Scan the lines below for the string "como" and copy every one that has it.

====== DATA PROVIDED ======

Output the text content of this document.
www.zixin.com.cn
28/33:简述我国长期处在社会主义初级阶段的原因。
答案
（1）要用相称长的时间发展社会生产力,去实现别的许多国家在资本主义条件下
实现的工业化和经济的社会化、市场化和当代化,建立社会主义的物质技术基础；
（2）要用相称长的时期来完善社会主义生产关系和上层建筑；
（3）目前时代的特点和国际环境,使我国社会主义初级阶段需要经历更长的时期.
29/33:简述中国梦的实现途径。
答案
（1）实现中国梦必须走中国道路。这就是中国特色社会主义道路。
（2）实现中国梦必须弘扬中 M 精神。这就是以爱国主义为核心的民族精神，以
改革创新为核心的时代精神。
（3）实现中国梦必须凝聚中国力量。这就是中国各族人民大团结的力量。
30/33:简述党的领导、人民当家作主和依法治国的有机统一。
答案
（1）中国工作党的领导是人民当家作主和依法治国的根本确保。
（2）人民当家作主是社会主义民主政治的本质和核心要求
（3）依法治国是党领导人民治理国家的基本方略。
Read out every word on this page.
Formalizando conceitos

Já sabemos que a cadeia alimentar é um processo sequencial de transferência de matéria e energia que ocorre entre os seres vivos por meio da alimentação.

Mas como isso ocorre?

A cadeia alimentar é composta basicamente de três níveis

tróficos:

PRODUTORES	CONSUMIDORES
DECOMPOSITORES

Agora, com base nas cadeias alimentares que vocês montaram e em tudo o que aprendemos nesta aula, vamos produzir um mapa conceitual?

======
====== DATA PROVIDED ======

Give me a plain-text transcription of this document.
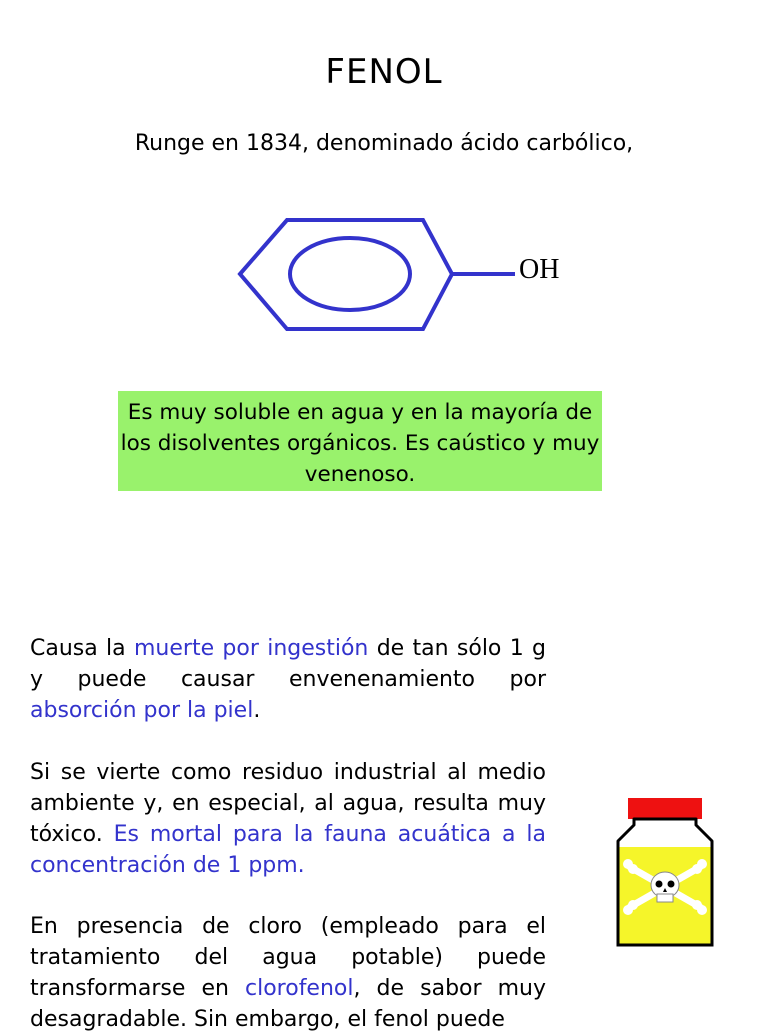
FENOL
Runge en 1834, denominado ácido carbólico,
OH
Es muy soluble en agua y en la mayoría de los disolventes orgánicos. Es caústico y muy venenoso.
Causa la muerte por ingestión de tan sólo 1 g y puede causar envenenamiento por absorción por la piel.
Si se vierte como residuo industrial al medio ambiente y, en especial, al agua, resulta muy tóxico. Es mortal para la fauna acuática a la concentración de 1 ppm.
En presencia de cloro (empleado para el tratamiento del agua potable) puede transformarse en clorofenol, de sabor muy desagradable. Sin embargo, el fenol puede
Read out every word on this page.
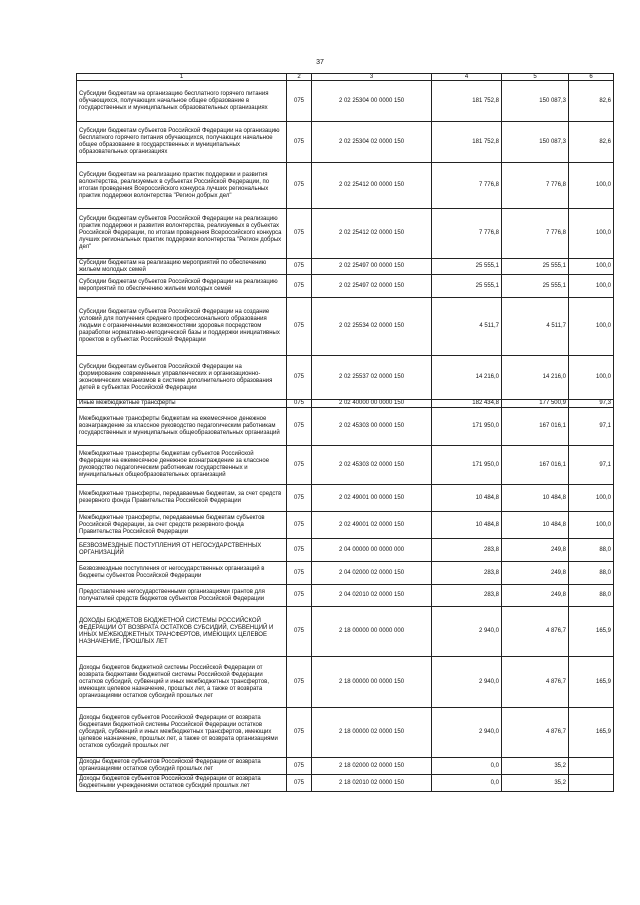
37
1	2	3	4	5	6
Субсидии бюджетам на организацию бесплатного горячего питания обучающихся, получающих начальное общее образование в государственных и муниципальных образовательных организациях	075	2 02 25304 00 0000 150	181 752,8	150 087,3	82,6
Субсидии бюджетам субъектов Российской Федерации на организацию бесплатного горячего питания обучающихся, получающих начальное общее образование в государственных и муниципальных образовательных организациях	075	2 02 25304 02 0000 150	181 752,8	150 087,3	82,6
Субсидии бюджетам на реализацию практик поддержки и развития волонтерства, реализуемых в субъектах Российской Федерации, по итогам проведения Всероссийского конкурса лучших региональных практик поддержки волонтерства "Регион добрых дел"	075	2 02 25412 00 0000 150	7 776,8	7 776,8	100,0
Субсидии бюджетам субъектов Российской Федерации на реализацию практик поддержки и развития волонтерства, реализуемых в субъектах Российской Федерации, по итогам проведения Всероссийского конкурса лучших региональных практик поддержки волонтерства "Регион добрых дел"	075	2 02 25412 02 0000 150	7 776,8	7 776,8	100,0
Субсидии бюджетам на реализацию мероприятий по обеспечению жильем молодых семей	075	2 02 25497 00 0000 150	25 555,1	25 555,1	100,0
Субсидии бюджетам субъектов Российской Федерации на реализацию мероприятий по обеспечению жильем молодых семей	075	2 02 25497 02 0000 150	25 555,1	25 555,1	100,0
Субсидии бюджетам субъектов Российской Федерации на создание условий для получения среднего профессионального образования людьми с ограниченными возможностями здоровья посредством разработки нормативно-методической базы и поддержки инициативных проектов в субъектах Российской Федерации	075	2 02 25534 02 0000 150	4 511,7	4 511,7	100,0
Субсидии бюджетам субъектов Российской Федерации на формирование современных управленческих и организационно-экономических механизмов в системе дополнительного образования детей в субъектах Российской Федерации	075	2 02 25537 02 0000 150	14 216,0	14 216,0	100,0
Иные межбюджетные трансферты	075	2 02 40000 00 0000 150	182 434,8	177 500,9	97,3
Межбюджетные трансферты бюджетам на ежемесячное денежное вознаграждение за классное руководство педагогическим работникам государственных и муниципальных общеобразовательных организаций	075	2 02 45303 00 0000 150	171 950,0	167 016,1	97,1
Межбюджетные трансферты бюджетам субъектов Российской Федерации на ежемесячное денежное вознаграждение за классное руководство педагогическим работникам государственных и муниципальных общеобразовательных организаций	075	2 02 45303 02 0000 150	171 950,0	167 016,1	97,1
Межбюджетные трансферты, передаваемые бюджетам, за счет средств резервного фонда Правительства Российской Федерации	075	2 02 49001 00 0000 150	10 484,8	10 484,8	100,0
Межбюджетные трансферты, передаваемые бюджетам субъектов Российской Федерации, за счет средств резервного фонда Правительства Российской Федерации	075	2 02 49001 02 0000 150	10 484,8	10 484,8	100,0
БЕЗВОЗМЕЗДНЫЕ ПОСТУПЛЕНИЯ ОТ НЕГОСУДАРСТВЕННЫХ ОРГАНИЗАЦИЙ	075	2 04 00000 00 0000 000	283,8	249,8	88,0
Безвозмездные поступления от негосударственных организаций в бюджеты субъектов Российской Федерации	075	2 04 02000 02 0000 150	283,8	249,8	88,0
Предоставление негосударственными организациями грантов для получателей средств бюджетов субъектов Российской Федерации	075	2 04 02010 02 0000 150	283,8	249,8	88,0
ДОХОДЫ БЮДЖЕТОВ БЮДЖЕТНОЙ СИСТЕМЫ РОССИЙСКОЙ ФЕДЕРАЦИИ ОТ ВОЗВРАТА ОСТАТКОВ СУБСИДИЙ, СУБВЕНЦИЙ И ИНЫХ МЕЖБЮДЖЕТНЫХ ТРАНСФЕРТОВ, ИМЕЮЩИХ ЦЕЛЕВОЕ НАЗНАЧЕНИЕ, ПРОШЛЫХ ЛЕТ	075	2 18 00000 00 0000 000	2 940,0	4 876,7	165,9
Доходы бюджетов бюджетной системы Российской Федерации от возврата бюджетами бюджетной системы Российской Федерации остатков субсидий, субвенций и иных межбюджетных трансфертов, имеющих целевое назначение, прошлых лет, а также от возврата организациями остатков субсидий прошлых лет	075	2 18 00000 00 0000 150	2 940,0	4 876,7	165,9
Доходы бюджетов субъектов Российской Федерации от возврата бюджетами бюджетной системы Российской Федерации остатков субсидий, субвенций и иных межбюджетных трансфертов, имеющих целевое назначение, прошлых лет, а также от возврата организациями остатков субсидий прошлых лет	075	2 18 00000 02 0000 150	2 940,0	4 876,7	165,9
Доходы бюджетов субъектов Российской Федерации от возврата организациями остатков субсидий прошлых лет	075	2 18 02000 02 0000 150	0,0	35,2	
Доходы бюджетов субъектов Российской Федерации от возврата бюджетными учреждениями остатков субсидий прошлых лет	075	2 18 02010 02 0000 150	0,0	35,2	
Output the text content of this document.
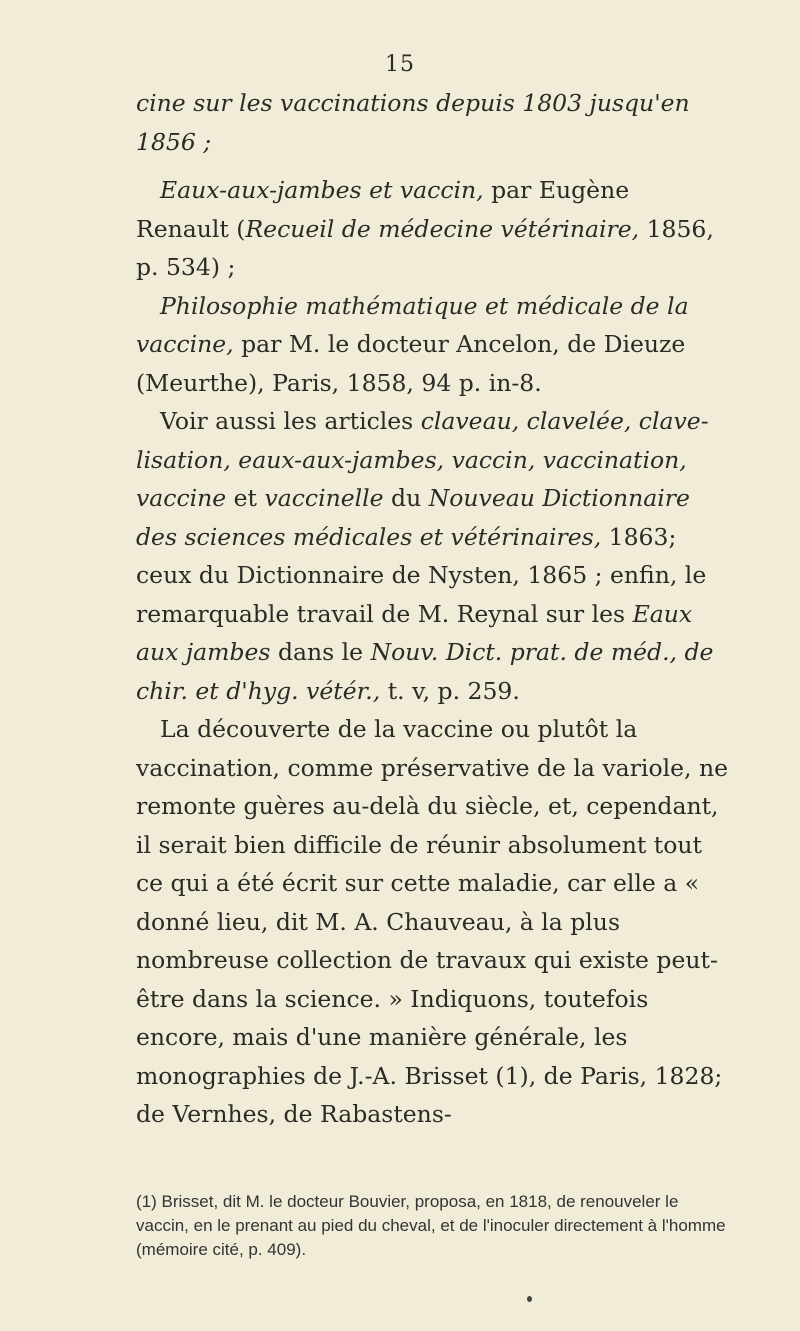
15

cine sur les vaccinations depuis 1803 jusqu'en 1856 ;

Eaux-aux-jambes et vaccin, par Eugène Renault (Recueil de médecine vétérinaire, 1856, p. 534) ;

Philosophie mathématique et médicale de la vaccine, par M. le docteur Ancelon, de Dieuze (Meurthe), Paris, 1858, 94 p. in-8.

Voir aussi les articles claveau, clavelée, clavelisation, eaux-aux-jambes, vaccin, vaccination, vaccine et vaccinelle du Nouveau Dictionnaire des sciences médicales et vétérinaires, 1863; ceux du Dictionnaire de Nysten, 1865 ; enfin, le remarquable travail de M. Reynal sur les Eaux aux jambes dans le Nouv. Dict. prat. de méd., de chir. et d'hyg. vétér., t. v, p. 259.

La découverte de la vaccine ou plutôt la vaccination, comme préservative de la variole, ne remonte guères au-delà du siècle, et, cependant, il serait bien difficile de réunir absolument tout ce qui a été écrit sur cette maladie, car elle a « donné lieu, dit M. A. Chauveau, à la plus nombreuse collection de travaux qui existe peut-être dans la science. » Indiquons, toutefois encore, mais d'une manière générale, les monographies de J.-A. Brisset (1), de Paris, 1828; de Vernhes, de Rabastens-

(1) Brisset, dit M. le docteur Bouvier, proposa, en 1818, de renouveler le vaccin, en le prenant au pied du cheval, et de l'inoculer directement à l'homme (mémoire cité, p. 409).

======

* [OUTPUT OF THE EXERCISE]
Mas como isso ocorre?
Si se vierte como residuo industrial al medio ambiente y, en especial, al agua, resulta muy tóxico. Es mortal para la fauna acuática a la concentración de 1 ppm.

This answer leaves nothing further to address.